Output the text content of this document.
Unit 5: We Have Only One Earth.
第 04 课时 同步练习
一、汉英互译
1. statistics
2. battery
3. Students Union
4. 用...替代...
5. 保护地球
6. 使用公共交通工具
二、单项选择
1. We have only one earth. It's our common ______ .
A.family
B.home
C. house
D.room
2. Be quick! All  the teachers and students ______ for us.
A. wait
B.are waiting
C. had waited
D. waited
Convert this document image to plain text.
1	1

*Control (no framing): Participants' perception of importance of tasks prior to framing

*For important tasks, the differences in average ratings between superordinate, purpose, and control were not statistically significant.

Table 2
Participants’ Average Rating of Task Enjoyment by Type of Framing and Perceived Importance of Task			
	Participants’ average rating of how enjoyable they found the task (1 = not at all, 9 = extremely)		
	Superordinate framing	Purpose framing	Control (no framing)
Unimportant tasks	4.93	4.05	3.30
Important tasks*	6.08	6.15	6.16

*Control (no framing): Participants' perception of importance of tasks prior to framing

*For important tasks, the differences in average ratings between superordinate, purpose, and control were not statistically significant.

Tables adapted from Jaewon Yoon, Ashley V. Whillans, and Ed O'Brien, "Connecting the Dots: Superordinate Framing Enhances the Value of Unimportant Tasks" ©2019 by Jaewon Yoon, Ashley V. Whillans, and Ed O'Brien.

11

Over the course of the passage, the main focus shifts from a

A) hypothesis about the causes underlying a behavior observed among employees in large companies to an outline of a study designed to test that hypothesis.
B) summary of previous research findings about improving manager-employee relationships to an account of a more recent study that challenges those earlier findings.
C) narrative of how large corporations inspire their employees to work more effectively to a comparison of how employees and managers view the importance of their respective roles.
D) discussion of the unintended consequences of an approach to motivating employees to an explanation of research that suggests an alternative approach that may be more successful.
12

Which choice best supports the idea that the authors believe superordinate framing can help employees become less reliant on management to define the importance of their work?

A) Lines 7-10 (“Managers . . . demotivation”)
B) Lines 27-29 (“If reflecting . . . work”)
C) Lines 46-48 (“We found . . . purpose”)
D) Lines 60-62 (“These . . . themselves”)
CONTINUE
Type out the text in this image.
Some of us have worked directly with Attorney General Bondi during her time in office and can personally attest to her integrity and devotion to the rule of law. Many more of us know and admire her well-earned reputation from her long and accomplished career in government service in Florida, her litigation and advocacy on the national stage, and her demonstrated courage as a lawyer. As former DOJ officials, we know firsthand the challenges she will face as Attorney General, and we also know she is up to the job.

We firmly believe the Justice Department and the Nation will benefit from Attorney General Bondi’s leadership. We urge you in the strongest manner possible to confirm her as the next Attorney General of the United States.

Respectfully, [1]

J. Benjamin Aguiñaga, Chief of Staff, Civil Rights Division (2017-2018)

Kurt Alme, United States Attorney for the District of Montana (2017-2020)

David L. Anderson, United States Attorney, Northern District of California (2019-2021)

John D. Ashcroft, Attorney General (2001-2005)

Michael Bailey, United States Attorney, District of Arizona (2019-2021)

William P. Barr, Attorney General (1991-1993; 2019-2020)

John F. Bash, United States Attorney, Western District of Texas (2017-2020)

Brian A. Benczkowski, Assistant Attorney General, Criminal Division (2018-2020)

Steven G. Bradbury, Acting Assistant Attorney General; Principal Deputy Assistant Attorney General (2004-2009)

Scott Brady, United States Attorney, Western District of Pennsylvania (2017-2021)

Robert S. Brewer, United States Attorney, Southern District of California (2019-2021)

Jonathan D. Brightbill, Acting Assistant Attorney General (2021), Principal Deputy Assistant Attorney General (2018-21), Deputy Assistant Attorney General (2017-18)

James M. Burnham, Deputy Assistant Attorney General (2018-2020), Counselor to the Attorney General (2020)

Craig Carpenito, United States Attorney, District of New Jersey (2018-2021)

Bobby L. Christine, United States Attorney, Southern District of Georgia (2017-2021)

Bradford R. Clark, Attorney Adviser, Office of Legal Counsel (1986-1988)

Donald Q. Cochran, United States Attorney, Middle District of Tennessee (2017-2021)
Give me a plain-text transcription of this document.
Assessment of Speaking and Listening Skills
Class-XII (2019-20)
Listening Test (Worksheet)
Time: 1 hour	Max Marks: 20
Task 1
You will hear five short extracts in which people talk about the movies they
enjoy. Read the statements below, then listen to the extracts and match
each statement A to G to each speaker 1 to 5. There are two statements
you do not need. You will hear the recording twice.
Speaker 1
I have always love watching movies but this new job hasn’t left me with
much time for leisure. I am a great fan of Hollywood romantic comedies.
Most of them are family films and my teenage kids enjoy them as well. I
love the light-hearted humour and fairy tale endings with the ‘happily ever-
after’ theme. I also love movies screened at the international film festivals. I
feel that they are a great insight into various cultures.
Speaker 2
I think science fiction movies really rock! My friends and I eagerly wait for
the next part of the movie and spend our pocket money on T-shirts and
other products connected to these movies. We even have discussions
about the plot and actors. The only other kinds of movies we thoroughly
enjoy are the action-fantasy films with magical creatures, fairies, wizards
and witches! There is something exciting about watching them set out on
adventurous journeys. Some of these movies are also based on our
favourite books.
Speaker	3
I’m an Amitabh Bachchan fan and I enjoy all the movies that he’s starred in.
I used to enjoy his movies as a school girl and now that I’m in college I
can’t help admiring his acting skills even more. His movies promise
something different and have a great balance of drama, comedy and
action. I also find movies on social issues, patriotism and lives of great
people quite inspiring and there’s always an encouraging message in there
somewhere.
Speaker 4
·····
◆ Your objective:
Copy the material above, line for line.

◆ Answer for the task:
Output the text content of this document.
Unit 5: We Have Only One Earth.
第 04 课时 同步练习
一、汉英互译
1. statistics
2. battery
3. Students Union
4. 用...替代...
5. 保护地球
6. 使用公共交通工具
二、单项选择
1. We have only one earth. It's our common ______ .
A.family
B.home
C. house
D.room
2. Be quick! All  the teachers and students ______ for us.
A. wait
B.are waiting
C. had waited
D. waited
Convert this document image to plain text.
1	1

*Control (no framing): Participants' perception of importance of tasks prior to framing

*For important tasks, the differences in average ratings between superordinate, purpose, and control were not statistically significant.

Table 2
Participants’ Average Rating of Task Enjoyment by Type of Framing and Perceived Importance of Task			
	Participants’ average rating of how enjoyable they found the task (1 = not at all, 9 = extremely)		
	Superordinate framing	Purpose framing	Control (no framing)
Unimportant tasks	4.93	4.05	3.30
Important tasks*	6.08	6.15	6.16

*Control (no framing): Participants' perception of importance of tasks prior to framing

*For important tasks, the differences in average ratings between superordinate, purpose, and control were not statistically significant.

Tables adapted from Jaewon Yoon, Ashley V. Whillans, and Ed O'Brien, "Connecting the Dots: Superordinate Framing Enhances the Value of Unimportant Tasks" ©2019 by Jaewon Yoon, Ashley V. Whillans, and Ed O'Brien.

11

Over the course of the passage, the main focus shifts from a

A) hypothesis about the causes underlying a behavior observed among employees in large companies to an outline of a study designed to test that hypothesis.
B) summary of previous research findings about improving manager-employee relationships to an account of a more recent study that challenges those earlier findings.
C) narrative of how large corporations inspire their employees to work more effectively to a comparison of how employees and managers view the importance of their respective roles.
D) discussion of the unintended consequences of an approach to motivating employees to an explanation of research that suggests an alternative approach that may be more successful.
12

Which choice best supports the idea that the authors believe superordinate framing can help employees become less reliant on management to define the importance of their work?

A) Lines 7-10 (“Managers . . . demotivation”)
B) Lines 27-29 (“If reflecting . . . work”)
C) Lines 46-48 (“We found . . . purpose”)
D) Lines 60-62 (“These . . . themselves”)
CONTINUE
Type out the text in this image.
Some of us have worked directly with Attorney General Bondi during her time in office and can personally attest to her integrity and devotion to the rule of law. Many more of us know and admire her well-earned reputation from her long and accomplished career in government service in Florida, her litigation and advocacy on the national stage, and her demonstrated courage as a lawyer. As former DOJ officials, we know firsthand the challenges she will face as Attorney General, and we also know she is up to the job.

We firmly believe the Justice Department and the Nation will benefit from Attorney General Bondi’s leadership. We urge you in the strongest manner possible to confirm her as the next Attorney General of the United States.

Respectfully, [1]

J. Benjamin Aguiñaga, Chief of Staff, Civil Rights Division (2017-2018)

Kurt Alme, United States Attorney for the District of Montana (2017-2020)

David L. Anderson, United States Attorney, Northern District of California (2019-2021)

John D. Ashcroft, Attorney General (2001-2005)

Michael Bailey, United States Attorney, District of Arizona (2019-2021)

William P. Barr, Attorney General (1991-1993; 2019-2020)

John F. Bash, United States Attorney, Western District of Texas (2017-2020)

Brian A. Benczkowski, Assistant Attorney General, Criminal Division (2018-2020)

Steven G. Bradbury, Acting Assistant Attorney General; Principal Deputy Assistant Attorney General (2004-2009)

Scott Brady, United States Attorney, Western District of Pennsylvania (2017-2021)

Robert S. Brewer, United States Attorney, Southern District of California (2019-2021)

Jonathan D. Brightbill, Acting Assistant Attorney General (2021), Principal Deputy Assistant Attorney General (2018-21), Deputy Assistant Attorney General (2017-18)

James M. Burnham, Deputy Assistant Attorney General (2018-2020), Counselor to the Attorney General (2020)

Craig Carpenito, United States Attorney, District of New Jersey (2018-2021)

Bobby L. Christine, United States Attorney, Southern District of Georgia (2017-2021)

Bradford R. Clark, Attorney Adviser, Office of Legal Counsel (1986-1988)

Donald Q. Cochran, United States Attorney, Middle District of Tennessee (2017-2021)
Give me a plain-text transcription of this document.
Assessment of Speaking and Listening Skills
Class-XII (2019-20)
Listening Test (Worksheet)
Time: 1 hour	Max Marks: 20
Task 1
You will hear five short extracts in which people talk about the movies they
enjoy. Read the statements below, then listen to the extracts and match
each statement A to G to each speaker 1 to 5. There are two statements
you do not need. You will hear the recording twice.
Speaker 1
I have always love watching movies but this new job hasn’t left me with
much time for leisure. I am a great fan of Hollywood romantic comedies.
Most of them are family films and my teenage kids enjoy them as well. I
love the light-hearted humour and fairy tale endings with the ‘happily ever-
after’ theme. I also love movies screened at the international film festivals. I
feel that they are a great insight into various cultures.
Speaker 2
I think science fiction movies really rock! My friends and I eagerly wait for
the next part of the movie and spend our pocket money on T-shirts and
other products connected to these movies. We even have discussions
about the plot and actors. The only other kinds of movies we thoroughly
enjoy are the action-fantasy films with magical creatures, fairies, wizards
and witches! There is something exciting about watching them set out on
adventurous journeys. Some of these movies are also based on our
favourite books.
Speaker	3
I’m an Amitabh Bachchan fan and I enjoy all the movies that he’s starred in.
I used to enjoy his movies as a school girl and now that I’m in college I
can’t help admiring his acting skills even more. His movies promise
something different and have a great balance of drama, comedy and
action. I also find movies on social issues, patriotism and lives of great
people quite inspiring and there’s always an encouraging message in there
somewhere.
Speaker 4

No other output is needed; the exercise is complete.